Objective: Repeat the whole listing exactly.

Extracted records:
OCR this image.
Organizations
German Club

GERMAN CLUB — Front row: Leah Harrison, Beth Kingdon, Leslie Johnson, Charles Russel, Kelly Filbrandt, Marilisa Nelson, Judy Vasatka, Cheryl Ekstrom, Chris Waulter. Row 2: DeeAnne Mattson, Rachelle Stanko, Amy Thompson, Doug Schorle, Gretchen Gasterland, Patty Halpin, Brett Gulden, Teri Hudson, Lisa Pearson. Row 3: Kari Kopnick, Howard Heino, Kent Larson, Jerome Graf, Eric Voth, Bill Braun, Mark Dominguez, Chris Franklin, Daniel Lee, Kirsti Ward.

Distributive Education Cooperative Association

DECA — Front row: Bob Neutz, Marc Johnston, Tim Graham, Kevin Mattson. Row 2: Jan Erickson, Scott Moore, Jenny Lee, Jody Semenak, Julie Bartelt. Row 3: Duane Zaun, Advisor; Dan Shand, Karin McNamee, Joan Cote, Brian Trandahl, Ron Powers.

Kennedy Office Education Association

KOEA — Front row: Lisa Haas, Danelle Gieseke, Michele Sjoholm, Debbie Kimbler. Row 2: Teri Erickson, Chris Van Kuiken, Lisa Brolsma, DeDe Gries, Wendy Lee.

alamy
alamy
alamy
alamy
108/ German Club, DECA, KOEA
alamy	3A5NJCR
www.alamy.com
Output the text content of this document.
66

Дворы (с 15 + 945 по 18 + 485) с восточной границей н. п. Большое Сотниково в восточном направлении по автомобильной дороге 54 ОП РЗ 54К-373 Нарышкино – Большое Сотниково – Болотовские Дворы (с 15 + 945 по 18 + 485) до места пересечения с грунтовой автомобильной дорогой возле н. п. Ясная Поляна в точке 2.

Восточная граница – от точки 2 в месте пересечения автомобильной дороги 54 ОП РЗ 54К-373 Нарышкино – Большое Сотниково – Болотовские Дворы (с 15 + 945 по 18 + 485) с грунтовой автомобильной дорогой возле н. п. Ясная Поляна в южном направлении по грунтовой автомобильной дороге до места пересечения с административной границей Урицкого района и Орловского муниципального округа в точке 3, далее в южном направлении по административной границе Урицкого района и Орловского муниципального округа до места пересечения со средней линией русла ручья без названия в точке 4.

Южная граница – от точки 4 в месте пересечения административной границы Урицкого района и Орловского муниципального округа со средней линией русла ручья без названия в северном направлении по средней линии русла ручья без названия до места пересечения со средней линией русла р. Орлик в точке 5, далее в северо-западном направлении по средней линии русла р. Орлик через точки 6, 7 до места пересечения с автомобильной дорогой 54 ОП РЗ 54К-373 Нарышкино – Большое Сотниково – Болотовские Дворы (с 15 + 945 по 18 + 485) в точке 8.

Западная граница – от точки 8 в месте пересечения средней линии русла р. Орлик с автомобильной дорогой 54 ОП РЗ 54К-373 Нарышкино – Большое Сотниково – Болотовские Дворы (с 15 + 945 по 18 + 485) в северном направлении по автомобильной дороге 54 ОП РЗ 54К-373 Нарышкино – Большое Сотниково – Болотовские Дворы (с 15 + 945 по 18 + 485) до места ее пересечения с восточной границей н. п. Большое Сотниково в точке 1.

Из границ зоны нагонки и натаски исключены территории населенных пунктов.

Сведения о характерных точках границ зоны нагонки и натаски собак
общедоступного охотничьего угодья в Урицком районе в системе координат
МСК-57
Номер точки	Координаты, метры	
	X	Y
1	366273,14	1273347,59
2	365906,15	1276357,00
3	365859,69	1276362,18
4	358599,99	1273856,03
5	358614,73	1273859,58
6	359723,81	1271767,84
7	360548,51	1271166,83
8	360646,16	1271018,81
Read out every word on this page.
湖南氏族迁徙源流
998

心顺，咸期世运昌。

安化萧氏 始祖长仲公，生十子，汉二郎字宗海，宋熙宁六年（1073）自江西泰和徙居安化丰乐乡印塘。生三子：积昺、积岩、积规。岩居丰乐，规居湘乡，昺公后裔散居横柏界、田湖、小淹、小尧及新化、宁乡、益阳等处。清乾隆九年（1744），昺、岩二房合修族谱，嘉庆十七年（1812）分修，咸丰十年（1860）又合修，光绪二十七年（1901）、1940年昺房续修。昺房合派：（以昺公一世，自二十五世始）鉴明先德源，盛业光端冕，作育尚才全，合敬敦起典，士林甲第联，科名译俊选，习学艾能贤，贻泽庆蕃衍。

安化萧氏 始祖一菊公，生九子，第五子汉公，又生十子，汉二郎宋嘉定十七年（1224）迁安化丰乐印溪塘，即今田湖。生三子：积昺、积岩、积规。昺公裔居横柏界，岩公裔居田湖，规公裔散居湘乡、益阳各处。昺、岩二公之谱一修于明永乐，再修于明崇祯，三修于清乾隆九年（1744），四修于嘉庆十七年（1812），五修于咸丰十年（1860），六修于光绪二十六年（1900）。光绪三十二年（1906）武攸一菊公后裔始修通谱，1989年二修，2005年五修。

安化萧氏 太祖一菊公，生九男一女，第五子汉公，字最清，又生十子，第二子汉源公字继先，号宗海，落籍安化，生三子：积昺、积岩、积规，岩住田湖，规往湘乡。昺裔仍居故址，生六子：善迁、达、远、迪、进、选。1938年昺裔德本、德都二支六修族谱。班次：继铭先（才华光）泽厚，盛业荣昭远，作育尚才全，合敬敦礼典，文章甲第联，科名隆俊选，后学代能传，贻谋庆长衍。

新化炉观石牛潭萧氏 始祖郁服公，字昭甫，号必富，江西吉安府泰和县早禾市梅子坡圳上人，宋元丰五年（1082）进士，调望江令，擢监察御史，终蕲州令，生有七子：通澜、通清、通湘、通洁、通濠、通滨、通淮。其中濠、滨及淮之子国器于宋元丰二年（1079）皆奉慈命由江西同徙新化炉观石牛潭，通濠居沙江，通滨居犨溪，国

Task solution:
OCR this image.
Organizations
German Club

GERMAN CLUB — Front row: Leah Harrison, Beth Kingdon, Leslie Johnson, Charles Russel, Kelly Filbrandt, Marilisa Nelson, Judy Vasatka, Cheryl Ekstrom, Chris Waulter. Row 2: DeeAnne Mattson, Rachelle Stanko, Amy Thompson, Doug Schorle, Gretchen Gasterland, Patty Halpin, Brett Gulden, Teri Hudson, Lisa Pearson. Row 3: Kari Kopnick, Howard Heino, Kent Larson, Jerome Graf, Eric Voth, Bill Braun, Mark Dominguez, Chris Franklin, Daniel Lee, Kirsti Ward.

Distributive Education Cooperative Association

DECA — Front row: Bob Neutz, Marc Johnston, Tim Graham, Kevin Mattson. Row 2: Jan Erickson, Scott Moore, Jenny Lee, Jody Semenak, Julie Bartelt. Row 3: Duane Zaun, Advisor; Dan Shand, Karin McNamee, Joan Cote, Brian Trandahl, Ron Powers.

Kennedy Office Education Association

KOEA — Front row: Lisa Haas, Danelle Gieseke, Michele Sjoholm, Debbie Kimbler. Row 2: Teri Erickson, Chris Van Kuiken, Lisa Brolsma, DeDe Gries, Wendy Lee.

alamy
alamy
alamy
alamy
108/ German Club, DECA, KOEA
alamy	3A5NJCR
www.alamy.com
Output the text content of this document.
66

Дворы (с 15 + 945 по 18 + 485) с восточной границей н. п. Большое Сотниково в восточном направлении по автомобильной дороге 54 ОП РЗ 54К-373 Нарышкино – Большое Сотниково – Болотовские Дворы (с 15 + 945 по 18 + 485) до места пересечения с грунтовой автомобильной дорогой возле н. п. Ясная Поляна в точке 2.

Восточная граница – от точки 2 в месте пересечения автомобильной дороги 54 ОП РЗ 54К-373 Нарышкино – Большое Сотниково – Болотовские Дворы (с 15 + 945 по 18 + 485) с грунтовой автомобильной дорогой возле н. п. Ясная Поляна в южном направлении по грунтовой автомобильной дороге до места пересечения с административной границей Урицкого района и Орловского муниципального округа в точке 3, далее в южном направлении по административной границе Урицкого района и Орловского муниципального округа до места пересечения со средней линией русла ручья без названия в точке 4.

Южная граница – от точки 4 в месте пересечения административной границы Урицкого района и Орловского муниципального округа со средней линией русла ручья без названия в северном направлении по средней линии русла ручья без названия до места пересечения со средней линией русла р. Орлик в точке 5, далее в северо-западном направлении по средней линии русла р. Орлик через точки 6, 7 до места пересечения с автомобильной дорогой 54 ОП РЗ 54К-373 Нарышкино – Большое Сотниково – Болотовские Дворы (с 15 + 945 по 18 + 485) в точке 8.

Западная граница – от точки 8 в месте пересечения средней линии русла р. Орлик с автомобильной дорогой 54 ОП РЗ 54К-373 Нарышкино – Большое Сотниково – Болотовские Дворы (с 15 + 945 по 18 + 485) в северном направлении по автомобильной дороге 54 ОП РЗ 54К-373 Нарышкино – Большое Сотниково – Болотовские Дворы (с 15 + 945 по 18 + 485) до места ее пересечения с восточной границей н. п. Большое Сотниково в точке 1.

Из границ зоны нагонки и натаски исключены территории населенных пунктов.

Сведения о характерных точках границ зоны нагонки и натаски собак
общедоступного охотничьего угодья в Урицком районе в системе координат
МСК-57
Номер точки	Координаты, метры	
	X	Y
1	366273,14	1273347,59
2	365906,15	1276357,00
3	365859,69	1276362,18
4	358599,99	1273856,03
5	358614,73	1273859,58
6	359723,81	1271767,84
7	360548,51	1271166,83
8	360646,16	1271018,81
Read out every word on this page.
湖南氏族迁徙源流
998

心顺，咸期世运昌。

安化萧氏 始祖长仲公，生十子，汉二郎字宗海，宋熙宁六年（1073）自江西泰和徙居安化丰乐乡印塘。生三子：积昺、积岩、积规。岩居丰乐，规居湘乡，昺公后裔散居横柏界、田湖、小淹、小尧及新化、宁乡、益阳等处。清乾隆九年（1744），昺、岩二房合修族谱，嘉庆十七年（1812）分修，咸丰十年（1860）又合修，光绪二十七年（1901）、1940年昺房续修。昺房合派：（以昺公一世，自二十五世始）鉴明先德源，盛业光端冕，作育尚才全，合敬敦起典，士林甲第联，科名译俊选，习学艾能贤，贻泽庆蕃衍。

安化萧氏 始祖一菊公，生九子，第五子汉公，又生十子，汉二郎宋嘉定十七年（1224）迁安化丰乐印溪塘，即今田湖。生三子：积昺、积岩、积规。昺公裔居横柏界，岩公裔居田湖，规公裔散居湘乡、益阳各处。昺、岩二公之谱一修于明永乐，再修于明崇祯，三修于清乾隆九年（1744），四修于嘉庆十七年（1812），五修于咸丰十年（1860），六修于光绪二十六年（1900）。光绪三十二年（1906）武攸一菊公后裔始修通谱，1989年二修，2005年五修。

安化萧氏 太祖一菊公，生九男一女，第五子汉公，字最清，又生十子，第二子汉源公字继先，号宗海，落籍安化，生三子：积昺、积岩、积规，岩住田湖，规往湘乡。昺裔仍居故址，生六子：善迁、达、远、迪、进、选。1938年昺裔德本、德都二支六修族谱。班次：继铭先（才华光）泽厚，盛业荣昭远，作育尚才全，合敬敦礼典，文章甲第联，科名隆俊选，后学代能传，贻谋庆长衍。

新化炉观石牛潭萧氏 始祖郁服公，字昭甫，号必富，江西吉安府泰和县早禾市梅子坡圳上人，宋元丰五年（1082）进士，调望江令，擢监察御史，终蕲州令，生有七子：通澜、通清、通湘、通洁、通濠、通滨、通淮。其中濠、滨及淮之子国器于宋元丰二年（1079）皆奉慈命由江西同徙新化炉观石牛潭，通濠居沙江，通滨居犨溪，国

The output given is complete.